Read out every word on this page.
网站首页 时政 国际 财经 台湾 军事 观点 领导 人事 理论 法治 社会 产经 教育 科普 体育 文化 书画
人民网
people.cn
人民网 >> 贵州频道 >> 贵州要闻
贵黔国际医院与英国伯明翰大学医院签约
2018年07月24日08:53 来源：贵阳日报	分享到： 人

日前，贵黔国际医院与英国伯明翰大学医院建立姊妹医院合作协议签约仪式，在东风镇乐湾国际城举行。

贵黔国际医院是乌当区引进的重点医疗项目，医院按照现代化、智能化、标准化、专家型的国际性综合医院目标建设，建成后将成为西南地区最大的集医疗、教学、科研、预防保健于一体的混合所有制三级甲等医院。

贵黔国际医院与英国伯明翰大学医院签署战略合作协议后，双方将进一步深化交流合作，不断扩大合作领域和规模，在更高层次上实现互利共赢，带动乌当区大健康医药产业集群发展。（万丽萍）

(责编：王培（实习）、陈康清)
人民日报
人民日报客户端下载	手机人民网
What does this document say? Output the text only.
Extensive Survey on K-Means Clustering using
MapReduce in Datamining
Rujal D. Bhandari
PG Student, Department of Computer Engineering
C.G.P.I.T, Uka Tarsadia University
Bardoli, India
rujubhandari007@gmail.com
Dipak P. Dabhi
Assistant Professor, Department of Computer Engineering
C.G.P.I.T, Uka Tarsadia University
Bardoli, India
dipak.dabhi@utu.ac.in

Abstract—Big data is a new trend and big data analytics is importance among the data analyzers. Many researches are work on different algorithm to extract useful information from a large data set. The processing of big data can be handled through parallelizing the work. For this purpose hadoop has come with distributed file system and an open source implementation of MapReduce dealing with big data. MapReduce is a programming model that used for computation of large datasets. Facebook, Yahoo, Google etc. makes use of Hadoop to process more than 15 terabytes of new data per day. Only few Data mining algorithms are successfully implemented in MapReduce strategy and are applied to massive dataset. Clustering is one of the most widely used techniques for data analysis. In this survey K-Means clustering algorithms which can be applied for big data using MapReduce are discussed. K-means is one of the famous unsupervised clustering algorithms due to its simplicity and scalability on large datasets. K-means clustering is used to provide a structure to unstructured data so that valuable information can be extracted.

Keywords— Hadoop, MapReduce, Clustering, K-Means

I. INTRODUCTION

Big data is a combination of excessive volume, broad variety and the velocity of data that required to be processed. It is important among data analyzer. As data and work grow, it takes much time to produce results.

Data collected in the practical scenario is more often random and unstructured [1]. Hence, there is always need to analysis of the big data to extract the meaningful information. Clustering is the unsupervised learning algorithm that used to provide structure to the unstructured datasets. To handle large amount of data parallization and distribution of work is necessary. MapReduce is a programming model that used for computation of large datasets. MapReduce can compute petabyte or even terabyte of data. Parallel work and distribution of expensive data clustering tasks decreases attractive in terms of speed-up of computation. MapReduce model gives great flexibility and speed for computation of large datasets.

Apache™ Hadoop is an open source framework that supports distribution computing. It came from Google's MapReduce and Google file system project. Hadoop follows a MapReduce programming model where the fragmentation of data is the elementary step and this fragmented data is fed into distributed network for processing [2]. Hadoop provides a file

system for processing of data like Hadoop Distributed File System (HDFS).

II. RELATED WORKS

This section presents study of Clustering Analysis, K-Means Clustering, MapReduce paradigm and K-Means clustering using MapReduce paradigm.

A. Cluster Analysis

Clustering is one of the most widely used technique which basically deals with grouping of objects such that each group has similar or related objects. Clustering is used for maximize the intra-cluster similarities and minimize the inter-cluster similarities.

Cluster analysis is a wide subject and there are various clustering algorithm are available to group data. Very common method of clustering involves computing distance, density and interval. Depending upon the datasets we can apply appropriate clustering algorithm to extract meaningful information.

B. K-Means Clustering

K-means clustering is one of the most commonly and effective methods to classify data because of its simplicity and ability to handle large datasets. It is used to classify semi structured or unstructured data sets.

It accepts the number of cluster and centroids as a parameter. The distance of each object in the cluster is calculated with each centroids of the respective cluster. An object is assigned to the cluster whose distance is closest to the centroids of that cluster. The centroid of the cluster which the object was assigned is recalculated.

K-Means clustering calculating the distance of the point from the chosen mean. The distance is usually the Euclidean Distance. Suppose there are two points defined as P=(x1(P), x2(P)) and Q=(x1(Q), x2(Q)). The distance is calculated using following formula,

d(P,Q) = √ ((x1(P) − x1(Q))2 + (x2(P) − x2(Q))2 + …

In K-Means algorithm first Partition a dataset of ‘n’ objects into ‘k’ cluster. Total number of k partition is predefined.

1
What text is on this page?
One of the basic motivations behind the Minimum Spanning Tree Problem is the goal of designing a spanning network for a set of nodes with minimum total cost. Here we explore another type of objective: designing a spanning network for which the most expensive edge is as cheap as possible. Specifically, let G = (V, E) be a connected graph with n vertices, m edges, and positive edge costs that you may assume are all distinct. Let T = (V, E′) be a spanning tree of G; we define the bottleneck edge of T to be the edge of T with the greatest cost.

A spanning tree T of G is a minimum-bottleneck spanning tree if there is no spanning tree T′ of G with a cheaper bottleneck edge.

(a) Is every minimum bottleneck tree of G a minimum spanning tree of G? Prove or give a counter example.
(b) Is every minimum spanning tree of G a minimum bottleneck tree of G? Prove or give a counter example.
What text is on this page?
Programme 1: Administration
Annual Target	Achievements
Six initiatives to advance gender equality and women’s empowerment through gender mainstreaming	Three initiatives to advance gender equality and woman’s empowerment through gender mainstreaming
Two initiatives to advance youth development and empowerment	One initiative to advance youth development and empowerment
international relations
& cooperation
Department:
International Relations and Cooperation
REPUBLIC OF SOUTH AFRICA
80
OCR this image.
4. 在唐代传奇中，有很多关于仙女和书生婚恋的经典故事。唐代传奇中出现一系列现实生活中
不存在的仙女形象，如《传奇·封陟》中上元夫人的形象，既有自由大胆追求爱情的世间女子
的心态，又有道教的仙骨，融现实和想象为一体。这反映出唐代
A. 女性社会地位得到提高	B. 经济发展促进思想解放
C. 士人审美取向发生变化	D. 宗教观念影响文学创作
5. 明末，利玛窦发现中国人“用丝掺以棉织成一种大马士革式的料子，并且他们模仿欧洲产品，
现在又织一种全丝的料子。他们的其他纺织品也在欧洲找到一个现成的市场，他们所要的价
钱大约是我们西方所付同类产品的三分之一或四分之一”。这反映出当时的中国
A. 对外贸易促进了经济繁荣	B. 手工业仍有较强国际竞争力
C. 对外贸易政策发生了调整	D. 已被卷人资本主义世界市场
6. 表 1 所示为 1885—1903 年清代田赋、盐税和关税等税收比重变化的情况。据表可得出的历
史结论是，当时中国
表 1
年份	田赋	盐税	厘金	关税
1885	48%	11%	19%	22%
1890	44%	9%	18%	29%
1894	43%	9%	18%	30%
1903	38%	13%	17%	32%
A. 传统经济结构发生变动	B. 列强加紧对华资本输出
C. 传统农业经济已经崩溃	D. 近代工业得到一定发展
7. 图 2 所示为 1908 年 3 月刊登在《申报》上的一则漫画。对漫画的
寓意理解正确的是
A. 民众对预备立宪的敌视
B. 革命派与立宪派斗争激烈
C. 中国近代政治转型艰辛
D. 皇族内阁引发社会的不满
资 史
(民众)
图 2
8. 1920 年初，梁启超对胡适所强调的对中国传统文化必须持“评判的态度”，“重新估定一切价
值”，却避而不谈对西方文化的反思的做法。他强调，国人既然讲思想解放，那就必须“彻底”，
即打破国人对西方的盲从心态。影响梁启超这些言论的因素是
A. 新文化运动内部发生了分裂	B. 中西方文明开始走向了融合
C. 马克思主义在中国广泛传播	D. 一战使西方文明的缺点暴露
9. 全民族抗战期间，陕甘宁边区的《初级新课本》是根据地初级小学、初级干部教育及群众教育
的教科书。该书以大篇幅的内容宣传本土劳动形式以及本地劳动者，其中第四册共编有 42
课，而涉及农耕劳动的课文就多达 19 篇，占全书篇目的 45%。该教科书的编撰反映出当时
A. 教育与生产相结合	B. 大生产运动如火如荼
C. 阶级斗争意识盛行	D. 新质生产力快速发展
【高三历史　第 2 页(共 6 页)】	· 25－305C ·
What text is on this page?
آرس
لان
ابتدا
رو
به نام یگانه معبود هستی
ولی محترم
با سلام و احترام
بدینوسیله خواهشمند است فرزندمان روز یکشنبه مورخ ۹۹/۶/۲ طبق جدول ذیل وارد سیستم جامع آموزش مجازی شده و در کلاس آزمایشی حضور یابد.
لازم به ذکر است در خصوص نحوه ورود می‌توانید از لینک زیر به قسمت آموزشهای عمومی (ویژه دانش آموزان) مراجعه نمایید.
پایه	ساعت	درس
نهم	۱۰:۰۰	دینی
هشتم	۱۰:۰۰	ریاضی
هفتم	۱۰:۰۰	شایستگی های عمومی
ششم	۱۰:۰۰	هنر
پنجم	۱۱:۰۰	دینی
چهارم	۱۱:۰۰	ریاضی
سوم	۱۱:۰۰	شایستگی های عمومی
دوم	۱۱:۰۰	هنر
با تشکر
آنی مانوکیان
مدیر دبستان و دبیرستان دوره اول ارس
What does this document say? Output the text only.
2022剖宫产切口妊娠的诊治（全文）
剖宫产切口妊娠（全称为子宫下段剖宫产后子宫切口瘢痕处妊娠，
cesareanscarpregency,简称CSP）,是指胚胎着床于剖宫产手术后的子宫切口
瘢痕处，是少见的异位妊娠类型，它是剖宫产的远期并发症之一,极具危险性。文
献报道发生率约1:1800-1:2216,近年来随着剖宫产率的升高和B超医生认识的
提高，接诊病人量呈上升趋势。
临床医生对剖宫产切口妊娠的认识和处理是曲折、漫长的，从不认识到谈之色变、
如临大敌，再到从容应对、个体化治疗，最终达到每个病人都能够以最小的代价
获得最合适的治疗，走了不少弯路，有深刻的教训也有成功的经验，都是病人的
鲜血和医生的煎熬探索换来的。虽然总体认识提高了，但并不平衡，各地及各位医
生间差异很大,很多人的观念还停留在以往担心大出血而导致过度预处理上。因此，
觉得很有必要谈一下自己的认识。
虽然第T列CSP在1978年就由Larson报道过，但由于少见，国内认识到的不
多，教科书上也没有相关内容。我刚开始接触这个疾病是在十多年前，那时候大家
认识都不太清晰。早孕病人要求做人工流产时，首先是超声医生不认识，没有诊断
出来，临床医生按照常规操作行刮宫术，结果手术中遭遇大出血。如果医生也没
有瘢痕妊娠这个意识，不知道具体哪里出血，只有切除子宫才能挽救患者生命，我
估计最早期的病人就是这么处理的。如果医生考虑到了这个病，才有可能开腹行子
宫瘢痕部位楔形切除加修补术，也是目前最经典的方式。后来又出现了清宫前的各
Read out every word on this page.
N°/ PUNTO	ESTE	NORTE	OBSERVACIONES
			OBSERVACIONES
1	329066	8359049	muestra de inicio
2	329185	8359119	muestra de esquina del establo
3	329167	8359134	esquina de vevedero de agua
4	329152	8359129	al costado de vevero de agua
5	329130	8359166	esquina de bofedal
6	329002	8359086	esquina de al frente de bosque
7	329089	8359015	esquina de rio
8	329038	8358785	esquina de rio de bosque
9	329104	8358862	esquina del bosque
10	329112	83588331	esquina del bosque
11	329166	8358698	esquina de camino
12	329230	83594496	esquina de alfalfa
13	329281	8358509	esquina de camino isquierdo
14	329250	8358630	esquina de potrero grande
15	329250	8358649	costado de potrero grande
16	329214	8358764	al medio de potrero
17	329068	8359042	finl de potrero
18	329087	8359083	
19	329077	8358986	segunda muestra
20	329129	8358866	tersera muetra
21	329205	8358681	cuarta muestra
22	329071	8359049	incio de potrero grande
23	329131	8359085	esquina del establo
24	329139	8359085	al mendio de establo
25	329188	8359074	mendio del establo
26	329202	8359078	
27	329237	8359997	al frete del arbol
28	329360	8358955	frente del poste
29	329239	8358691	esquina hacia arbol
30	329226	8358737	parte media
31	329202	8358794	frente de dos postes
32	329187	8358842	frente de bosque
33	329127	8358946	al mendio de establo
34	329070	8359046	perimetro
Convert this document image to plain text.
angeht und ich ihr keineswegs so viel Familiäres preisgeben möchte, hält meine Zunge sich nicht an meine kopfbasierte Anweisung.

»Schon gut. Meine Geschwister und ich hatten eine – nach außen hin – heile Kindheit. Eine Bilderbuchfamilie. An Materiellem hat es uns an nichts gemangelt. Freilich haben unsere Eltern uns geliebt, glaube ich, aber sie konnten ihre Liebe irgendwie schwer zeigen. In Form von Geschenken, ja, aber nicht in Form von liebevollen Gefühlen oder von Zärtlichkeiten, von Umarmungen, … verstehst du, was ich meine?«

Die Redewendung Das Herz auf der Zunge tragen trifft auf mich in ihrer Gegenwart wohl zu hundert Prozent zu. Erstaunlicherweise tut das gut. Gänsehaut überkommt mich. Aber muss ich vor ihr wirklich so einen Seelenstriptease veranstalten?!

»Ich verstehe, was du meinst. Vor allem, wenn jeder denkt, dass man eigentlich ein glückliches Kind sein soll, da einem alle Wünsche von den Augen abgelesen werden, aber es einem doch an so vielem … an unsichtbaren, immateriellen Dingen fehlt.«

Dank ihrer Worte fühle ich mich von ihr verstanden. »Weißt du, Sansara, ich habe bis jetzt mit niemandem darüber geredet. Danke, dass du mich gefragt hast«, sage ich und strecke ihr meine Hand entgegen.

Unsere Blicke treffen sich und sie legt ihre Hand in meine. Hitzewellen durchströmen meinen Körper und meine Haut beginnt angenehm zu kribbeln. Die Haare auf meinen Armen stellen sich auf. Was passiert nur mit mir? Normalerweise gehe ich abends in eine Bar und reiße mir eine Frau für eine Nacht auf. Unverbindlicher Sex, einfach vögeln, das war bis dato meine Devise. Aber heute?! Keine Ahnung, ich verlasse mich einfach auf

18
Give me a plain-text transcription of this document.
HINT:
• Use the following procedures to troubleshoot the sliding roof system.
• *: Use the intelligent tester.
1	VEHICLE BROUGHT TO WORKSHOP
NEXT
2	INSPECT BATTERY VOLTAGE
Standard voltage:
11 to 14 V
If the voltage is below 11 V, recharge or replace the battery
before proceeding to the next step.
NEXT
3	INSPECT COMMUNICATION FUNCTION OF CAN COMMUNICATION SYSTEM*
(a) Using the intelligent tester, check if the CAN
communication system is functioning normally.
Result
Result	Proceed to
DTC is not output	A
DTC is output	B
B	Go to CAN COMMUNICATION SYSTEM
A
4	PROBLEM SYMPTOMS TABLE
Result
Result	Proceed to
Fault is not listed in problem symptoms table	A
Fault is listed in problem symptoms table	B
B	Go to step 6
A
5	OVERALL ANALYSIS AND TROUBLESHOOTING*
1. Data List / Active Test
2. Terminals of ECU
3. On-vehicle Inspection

**Goal**:
Provide the count, and nothing else, of lines in the data above where the word "arbol" occurs.

**Exercise answer**:
2